**DATA LISTING**

((

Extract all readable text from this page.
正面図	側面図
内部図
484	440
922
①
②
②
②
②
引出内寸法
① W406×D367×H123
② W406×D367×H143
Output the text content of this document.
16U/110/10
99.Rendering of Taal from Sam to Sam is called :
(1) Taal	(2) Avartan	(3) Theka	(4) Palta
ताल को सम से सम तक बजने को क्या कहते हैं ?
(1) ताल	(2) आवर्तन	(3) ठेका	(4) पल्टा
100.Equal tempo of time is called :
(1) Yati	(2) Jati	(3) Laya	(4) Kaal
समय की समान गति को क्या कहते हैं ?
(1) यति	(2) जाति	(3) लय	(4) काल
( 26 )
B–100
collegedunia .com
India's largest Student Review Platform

))

**WHAT YOU WILL DO**
Copy every line of the entries above in which "text" occurs.

**ANSWER TO THE EXERCISE**
Extract all readable text from this page.
Output the text content of this document.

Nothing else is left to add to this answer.